--- Supplied text Enclosed Below ---

RPK not worried by US export rule changes

The US government has further relaxed encryption product export rules, but a key New Zealand developer in the area doesn't think the changes will have much short-term effect.

The US government has further relaxed encryption product export rules, but a key New Zealand developer in the area doesn't think the changes will have much short-term effect.

The US has removed the previous 30-day waiting period and the distinction between government and non-government users for the EU and countries such as New Zealand and Australia. It also allows exporters to self-classify controlled encryption products.

RPK NZ general manager Paul Osborne says export licences still have to be applied for for "binary" applications, though the process is "getting easier and easier".

The key issue is source code development, he says, all of which of RPK's is still done outside the US.

"What is still absolutely transparent to everybody in this business is that the red tape that was always there is still there. It's just that now, in principle, you've got a legal hope of actually getting through it."

RPK, which was started by American Kiwi Bill Raike, developed the InvisiMail email application and the Encryptonite encryption engine. The company, the US side of which earlier this year signed a deal with streaming media giant RealNetworks, is to concentrate on internet media delivery, says Osborne.

RPK is looking at embedding encryption in "small computing devices which are not PCs" such as cameras, PDAs and set-top boxes.

"We have now fairly long target list of companies," says Osborne.

--- End of Enclosed Supplied text ---

▸ Work task 1
Reproduce the stretch of the RPK export rules article from "RPK not worried" through "controlled encryption products." word for word.
▸ Work task 2
Answer these from the RPK export rules article:
(a) How long was the waiting period the US removed?
(b) What is Paul Osborne's position at RPK?
(c) What is the name of the encryption engine RPK developed?

--- Data provided Enclosed Below ---

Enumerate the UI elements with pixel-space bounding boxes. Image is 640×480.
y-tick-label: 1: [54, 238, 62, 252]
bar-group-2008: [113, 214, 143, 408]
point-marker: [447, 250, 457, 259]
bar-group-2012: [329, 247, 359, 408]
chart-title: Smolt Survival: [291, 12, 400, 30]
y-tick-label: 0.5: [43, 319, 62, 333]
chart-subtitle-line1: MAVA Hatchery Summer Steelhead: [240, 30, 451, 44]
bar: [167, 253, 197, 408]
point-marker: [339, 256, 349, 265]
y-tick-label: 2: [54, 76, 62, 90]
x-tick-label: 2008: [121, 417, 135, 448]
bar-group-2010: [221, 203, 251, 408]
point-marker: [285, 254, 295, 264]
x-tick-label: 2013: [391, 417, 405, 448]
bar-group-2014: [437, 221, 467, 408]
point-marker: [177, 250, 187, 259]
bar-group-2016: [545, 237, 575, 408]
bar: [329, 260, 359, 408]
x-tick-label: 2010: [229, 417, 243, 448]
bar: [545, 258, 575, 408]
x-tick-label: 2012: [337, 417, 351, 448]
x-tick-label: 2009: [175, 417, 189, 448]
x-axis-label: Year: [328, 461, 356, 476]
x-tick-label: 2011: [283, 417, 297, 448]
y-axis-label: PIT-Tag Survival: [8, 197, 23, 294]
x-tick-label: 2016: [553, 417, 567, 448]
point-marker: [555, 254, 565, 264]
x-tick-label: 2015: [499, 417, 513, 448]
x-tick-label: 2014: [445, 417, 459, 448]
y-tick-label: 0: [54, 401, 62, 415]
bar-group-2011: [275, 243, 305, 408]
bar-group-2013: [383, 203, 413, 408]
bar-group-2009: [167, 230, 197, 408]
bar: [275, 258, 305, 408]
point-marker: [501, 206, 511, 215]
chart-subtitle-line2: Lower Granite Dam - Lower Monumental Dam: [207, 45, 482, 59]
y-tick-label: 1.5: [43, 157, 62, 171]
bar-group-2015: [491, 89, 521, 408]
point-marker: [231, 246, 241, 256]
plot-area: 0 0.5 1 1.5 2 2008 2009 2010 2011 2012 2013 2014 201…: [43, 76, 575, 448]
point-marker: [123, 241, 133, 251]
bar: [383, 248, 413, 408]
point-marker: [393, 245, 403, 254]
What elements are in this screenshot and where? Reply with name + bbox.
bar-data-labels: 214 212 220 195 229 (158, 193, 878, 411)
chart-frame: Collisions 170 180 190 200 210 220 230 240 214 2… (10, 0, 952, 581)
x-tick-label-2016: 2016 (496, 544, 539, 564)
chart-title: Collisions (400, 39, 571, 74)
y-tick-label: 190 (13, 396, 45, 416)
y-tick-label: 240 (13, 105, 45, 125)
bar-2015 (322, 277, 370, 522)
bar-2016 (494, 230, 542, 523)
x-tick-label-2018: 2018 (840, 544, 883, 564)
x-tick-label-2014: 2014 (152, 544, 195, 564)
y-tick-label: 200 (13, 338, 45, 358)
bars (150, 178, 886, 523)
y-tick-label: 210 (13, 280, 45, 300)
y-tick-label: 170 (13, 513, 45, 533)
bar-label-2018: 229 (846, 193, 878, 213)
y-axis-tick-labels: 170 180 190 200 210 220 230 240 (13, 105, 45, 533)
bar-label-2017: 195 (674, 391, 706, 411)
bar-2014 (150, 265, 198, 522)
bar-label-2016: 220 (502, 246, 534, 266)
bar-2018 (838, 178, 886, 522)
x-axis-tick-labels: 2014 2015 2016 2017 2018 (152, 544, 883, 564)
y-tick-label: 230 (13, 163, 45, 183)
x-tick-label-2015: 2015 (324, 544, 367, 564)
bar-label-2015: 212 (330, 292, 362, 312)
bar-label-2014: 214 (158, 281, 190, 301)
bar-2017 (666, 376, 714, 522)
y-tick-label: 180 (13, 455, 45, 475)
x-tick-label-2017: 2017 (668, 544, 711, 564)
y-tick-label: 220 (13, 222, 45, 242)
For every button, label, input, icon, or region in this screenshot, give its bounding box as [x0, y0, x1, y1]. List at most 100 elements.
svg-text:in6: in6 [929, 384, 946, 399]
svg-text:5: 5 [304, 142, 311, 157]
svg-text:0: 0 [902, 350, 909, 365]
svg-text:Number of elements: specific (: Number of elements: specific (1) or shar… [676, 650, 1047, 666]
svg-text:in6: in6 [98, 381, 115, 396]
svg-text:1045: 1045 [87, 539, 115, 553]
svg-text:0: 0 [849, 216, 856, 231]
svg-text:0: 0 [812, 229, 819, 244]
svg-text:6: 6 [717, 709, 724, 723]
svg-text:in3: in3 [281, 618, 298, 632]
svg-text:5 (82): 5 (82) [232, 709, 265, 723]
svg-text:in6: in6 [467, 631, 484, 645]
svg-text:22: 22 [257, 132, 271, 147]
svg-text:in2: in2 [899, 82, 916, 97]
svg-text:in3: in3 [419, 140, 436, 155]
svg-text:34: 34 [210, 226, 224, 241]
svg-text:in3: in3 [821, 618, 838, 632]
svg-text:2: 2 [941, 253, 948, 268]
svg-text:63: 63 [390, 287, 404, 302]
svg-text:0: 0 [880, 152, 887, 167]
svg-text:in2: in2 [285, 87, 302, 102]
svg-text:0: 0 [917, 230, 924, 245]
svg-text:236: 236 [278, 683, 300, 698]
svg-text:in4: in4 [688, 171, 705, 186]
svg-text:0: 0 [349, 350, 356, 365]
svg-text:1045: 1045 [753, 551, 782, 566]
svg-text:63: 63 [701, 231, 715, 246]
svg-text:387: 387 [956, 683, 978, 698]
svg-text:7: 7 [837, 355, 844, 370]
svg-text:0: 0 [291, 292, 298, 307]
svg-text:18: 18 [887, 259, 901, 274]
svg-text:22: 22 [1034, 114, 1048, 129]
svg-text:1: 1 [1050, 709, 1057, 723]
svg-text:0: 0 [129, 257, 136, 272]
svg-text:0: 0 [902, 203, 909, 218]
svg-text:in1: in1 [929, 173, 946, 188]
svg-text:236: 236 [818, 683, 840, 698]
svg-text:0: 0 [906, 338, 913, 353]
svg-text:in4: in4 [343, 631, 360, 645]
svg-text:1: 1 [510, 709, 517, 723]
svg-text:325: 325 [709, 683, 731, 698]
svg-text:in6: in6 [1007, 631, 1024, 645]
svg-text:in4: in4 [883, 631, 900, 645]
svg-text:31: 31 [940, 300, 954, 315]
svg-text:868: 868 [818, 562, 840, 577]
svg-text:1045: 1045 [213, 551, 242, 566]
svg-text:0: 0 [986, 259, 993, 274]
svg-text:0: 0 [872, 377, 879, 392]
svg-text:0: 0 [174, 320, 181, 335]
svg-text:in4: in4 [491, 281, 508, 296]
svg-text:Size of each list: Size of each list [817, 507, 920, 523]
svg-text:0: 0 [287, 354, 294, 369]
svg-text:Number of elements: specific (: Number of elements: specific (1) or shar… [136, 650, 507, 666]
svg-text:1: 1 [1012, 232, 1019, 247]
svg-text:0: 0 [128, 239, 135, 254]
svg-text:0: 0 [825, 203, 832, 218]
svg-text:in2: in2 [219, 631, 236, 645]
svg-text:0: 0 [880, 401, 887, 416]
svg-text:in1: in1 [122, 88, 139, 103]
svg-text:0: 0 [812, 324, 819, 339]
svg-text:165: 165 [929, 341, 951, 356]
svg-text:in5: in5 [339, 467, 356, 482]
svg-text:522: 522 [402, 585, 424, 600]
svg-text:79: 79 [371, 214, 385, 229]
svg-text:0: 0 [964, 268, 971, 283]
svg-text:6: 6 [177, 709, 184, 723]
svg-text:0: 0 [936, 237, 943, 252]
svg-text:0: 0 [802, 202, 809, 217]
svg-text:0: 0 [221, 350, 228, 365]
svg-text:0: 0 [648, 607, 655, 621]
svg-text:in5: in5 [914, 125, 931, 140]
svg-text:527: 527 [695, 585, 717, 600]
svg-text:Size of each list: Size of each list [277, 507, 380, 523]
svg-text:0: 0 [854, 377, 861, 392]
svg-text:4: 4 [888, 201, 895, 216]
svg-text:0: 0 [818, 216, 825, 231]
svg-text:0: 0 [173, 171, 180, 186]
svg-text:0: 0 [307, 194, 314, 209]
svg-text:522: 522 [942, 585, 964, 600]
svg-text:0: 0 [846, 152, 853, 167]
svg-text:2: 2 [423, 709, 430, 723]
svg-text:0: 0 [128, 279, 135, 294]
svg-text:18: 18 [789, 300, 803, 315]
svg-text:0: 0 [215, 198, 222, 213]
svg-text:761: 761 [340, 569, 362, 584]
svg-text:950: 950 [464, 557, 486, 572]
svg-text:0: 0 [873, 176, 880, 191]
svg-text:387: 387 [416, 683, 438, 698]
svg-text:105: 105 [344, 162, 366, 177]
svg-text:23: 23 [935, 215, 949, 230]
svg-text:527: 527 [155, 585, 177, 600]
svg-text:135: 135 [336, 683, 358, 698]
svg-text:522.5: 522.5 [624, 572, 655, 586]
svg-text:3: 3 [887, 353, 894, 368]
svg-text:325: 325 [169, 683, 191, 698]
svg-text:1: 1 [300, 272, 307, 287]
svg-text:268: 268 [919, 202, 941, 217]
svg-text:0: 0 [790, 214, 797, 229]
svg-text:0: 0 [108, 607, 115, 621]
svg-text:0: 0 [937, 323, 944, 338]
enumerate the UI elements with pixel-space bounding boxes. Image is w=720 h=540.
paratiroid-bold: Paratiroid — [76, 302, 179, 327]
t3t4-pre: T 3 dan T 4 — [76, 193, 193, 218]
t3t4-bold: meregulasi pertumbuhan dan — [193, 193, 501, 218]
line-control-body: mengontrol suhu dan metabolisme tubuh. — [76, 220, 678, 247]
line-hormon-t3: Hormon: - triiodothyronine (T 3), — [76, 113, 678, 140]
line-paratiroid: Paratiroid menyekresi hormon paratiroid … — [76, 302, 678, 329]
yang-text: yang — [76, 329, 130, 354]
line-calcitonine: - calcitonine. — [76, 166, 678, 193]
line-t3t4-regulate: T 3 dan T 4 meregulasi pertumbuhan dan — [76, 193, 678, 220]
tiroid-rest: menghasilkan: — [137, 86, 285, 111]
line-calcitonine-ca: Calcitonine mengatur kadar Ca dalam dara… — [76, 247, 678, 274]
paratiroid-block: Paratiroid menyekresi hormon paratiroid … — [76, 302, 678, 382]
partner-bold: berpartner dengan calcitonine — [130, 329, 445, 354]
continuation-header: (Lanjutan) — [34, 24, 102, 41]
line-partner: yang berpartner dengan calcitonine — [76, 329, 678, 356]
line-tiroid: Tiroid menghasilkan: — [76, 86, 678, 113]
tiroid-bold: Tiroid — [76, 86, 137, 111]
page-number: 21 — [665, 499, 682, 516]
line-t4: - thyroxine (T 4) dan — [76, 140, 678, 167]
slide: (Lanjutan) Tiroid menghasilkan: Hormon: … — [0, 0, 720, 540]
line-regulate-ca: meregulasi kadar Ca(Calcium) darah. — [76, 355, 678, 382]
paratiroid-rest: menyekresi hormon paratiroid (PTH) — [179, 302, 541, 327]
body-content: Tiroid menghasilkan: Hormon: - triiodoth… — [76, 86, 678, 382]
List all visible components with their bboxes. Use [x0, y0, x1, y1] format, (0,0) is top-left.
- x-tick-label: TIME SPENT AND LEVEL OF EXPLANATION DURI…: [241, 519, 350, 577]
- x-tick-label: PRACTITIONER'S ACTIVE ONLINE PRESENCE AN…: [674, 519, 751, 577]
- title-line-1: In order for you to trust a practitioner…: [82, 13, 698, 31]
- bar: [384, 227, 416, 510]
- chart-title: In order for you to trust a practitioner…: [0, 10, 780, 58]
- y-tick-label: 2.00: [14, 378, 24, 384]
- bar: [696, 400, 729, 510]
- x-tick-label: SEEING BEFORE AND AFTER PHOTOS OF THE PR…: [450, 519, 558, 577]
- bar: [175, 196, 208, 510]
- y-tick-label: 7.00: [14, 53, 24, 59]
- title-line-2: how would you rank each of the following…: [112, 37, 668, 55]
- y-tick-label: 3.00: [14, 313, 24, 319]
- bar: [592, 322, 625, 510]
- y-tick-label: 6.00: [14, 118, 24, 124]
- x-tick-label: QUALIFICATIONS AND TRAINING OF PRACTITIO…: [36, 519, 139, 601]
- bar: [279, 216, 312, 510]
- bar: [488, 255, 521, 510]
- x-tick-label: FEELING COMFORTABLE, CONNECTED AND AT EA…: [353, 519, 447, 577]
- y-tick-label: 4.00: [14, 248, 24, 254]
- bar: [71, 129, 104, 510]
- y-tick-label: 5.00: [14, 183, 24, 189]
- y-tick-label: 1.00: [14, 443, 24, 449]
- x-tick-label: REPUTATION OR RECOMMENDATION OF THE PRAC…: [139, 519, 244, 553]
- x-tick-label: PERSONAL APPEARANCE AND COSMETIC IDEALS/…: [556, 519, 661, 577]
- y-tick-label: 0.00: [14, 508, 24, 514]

--- End of Enclosed Data provided ---

▸ Response area 1
RPK not worried by US export rule changes

The US government has further relaxed encryption product export rules, but a key New Zealand developer in the area doesn't think the changes will have much short-term effect.

The US government has further relaxed encryption product export rules, but a key New Zealand developer in the area doesn't think the changes will have much short-term effect.

The US has removed the previous 30-day waiting period and the distinction between government and non-government users for the EU and countries such as New Zealand and Australia. It also allows exporters to self-classify controlled encryption products.

▸ Response area 2
(a) 30 days
(b) He is general manager of RPK NZ.
(c) Encryptonite